# PROBLEM DESCRIPTION:
Pick out each line containing the string "doit".

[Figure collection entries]
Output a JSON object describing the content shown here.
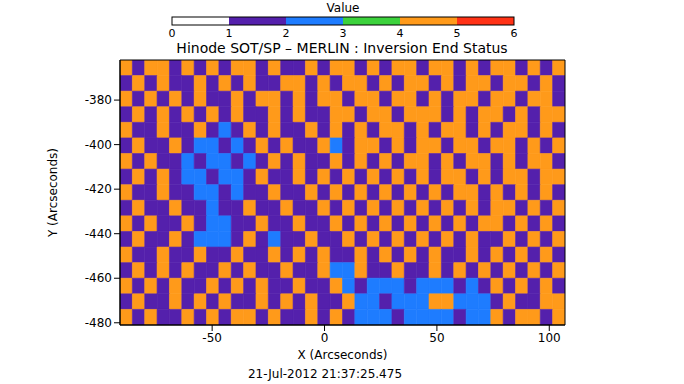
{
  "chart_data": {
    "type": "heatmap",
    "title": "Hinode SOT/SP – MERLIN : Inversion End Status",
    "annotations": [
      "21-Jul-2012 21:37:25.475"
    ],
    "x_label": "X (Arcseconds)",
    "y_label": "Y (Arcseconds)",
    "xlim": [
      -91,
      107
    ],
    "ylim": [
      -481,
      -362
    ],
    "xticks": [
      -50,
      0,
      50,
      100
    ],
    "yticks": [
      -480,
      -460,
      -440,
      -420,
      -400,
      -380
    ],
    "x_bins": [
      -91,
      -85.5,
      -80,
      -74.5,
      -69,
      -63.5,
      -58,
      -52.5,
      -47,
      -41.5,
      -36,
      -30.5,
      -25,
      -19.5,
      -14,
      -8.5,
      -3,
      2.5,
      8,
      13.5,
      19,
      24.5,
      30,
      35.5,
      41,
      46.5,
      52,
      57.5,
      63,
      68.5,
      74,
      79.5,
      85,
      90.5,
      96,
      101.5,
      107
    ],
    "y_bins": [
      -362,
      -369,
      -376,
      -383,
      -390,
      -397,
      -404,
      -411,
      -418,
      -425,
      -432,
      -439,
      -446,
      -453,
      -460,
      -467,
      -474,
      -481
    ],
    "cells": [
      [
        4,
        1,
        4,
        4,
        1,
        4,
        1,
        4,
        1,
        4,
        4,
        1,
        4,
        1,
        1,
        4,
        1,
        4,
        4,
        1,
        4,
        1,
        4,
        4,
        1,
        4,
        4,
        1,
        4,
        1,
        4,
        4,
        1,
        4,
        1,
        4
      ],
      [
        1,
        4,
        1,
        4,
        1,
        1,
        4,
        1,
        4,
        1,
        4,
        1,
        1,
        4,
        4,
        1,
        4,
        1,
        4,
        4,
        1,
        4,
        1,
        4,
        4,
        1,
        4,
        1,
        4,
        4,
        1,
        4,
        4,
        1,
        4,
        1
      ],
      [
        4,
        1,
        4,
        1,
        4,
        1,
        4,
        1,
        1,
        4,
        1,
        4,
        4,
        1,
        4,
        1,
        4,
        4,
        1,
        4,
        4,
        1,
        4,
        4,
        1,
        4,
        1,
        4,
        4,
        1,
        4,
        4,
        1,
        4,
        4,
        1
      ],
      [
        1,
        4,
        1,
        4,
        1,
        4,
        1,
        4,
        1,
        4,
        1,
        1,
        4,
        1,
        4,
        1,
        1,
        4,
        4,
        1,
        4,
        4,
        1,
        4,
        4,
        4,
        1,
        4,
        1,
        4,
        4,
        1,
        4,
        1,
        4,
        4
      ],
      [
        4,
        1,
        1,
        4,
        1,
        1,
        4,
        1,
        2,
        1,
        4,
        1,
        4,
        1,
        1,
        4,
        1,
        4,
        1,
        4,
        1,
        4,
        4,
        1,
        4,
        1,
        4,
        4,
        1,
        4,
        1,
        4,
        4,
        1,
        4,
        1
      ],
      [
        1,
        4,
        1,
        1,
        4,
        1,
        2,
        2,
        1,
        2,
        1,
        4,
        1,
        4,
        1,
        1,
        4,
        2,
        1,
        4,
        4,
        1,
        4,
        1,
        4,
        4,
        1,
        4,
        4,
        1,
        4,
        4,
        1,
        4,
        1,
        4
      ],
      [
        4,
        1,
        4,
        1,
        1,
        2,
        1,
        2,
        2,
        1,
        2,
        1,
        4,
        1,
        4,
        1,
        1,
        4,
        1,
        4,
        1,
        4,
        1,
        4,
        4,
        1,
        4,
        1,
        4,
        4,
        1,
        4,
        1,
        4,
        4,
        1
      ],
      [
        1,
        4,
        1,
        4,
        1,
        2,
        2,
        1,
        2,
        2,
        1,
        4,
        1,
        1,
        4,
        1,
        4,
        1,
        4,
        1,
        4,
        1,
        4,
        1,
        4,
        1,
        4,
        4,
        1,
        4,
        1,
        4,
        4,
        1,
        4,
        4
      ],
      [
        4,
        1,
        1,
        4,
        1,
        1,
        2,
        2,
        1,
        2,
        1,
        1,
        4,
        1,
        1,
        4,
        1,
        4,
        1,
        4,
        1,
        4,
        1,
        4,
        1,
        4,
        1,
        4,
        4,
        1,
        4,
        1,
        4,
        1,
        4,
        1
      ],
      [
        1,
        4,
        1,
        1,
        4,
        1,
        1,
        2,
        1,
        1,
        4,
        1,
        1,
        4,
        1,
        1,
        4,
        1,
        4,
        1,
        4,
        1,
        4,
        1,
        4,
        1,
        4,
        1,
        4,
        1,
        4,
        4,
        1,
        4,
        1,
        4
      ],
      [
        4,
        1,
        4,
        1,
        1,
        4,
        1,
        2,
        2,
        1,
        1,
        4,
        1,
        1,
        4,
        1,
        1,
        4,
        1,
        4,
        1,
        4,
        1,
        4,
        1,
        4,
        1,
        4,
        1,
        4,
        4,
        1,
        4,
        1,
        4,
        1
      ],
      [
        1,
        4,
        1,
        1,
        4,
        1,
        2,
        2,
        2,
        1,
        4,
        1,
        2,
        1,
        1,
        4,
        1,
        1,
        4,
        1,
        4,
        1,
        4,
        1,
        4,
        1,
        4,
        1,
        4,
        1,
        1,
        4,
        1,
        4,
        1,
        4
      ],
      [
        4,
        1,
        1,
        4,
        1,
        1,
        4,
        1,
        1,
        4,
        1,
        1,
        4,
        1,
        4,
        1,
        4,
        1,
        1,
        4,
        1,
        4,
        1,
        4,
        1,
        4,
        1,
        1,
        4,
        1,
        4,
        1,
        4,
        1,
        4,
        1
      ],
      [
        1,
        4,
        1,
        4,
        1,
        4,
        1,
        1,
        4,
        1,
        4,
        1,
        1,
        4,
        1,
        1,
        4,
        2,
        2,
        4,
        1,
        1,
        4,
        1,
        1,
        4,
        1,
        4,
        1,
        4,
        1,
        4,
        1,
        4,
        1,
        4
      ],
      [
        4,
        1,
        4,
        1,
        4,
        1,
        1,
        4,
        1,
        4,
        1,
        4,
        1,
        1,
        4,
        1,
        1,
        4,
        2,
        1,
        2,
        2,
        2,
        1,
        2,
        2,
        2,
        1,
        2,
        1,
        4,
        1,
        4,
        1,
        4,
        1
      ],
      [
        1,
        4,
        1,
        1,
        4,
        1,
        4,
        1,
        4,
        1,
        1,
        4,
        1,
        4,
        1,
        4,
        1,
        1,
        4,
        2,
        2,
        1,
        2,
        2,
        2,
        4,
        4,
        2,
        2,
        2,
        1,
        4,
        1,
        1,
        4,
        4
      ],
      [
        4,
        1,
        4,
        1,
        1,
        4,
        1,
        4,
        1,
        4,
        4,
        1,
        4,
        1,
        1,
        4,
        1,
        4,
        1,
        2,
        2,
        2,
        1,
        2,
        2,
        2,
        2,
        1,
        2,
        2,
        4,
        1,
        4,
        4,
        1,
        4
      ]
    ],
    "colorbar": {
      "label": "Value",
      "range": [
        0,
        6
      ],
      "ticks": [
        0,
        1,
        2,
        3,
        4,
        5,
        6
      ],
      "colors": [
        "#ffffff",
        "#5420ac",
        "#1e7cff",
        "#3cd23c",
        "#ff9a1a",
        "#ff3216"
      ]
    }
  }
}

==

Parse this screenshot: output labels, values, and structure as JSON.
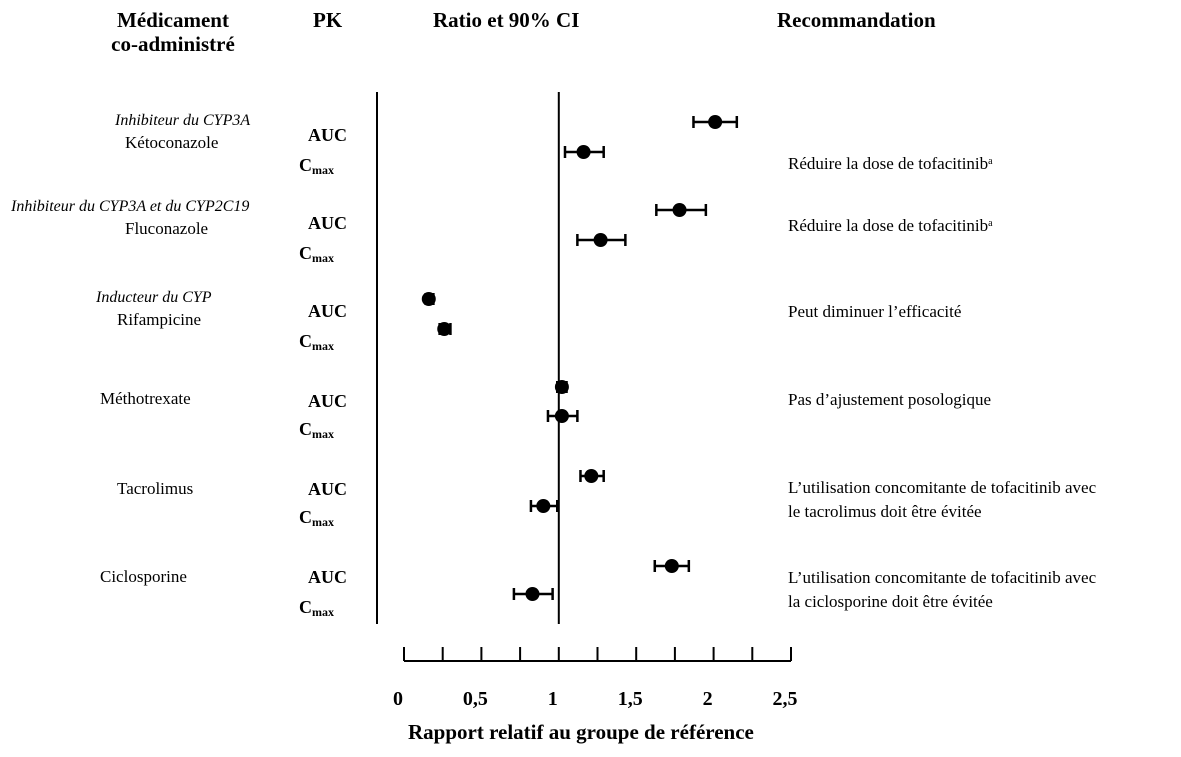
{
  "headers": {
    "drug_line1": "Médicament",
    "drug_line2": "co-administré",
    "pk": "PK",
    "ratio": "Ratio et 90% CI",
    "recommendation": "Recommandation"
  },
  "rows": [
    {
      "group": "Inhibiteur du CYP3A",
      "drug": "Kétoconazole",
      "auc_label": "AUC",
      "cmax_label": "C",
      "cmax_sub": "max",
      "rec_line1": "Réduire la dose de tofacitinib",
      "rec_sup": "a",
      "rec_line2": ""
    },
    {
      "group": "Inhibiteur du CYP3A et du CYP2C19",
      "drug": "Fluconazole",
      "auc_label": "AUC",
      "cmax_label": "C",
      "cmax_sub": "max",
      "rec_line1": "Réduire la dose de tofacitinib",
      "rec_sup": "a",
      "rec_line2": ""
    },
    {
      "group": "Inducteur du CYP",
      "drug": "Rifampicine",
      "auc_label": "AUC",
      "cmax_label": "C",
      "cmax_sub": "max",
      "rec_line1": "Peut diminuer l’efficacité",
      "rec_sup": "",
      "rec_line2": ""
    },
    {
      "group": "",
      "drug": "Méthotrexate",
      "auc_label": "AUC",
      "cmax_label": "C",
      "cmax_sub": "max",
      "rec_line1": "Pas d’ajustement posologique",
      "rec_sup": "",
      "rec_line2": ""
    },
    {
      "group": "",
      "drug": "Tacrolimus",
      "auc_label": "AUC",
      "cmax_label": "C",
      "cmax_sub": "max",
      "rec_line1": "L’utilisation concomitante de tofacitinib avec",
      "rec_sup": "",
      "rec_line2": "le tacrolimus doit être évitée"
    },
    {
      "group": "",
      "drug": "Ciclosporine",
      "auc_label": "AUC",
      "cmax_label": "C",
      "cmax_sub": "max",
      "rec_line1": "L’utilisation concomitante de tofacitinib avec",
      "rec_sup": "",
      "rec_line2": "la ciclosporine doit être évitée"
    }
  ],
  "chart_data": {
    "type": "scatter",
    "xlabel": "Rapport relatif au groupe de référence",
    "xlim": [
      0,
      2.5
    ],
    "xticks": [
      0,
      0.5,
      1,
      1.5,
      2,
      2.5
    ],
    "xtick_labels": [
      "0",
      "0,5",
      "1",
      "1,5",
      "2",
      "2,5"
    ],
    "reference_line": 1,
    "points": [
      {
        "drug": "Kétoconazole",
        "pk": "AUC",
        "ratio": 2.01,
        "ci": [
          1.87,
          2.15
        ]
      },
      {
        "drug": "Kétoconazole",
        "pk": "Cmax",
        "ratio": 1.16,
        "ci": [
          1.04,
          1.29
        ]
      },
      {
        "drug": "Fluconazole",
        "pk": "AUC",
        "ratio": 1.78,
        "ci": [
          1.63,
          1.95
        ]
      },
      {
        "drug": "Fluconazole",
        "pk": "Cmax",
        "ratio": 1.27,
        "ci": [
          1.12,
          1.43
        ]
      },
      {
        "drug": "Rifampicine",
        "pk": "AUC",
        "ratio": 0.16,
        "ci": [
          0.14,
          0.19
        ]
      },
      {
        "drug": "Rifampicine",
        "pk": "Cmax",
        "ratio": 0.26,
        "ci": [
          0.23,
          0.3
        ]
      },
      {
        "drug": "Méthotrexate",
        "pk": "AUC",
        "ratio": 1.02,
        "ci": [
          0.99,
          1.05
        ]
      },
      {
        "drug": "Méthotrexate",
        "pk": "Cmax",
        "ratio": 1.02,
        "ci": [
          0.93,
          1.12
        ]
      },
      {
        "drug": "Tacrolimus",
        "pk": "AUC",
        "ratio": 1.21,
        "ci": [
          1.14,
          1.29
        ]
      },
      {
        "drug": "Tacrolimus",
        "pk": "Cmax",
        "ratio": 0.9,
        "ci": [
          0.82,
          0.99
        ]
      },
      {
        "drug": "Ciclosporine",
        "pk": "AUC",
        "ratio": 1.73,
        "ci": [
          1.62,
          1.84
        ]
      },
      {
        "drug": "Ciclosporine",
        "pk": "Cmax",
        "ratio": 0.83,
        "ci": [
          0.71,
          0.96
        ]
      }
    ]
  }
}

# REPLY:
      "rec_line2": "le tacrolimus doit être évitée"
      "rec_line2": "la ciclosporine doit être évitée"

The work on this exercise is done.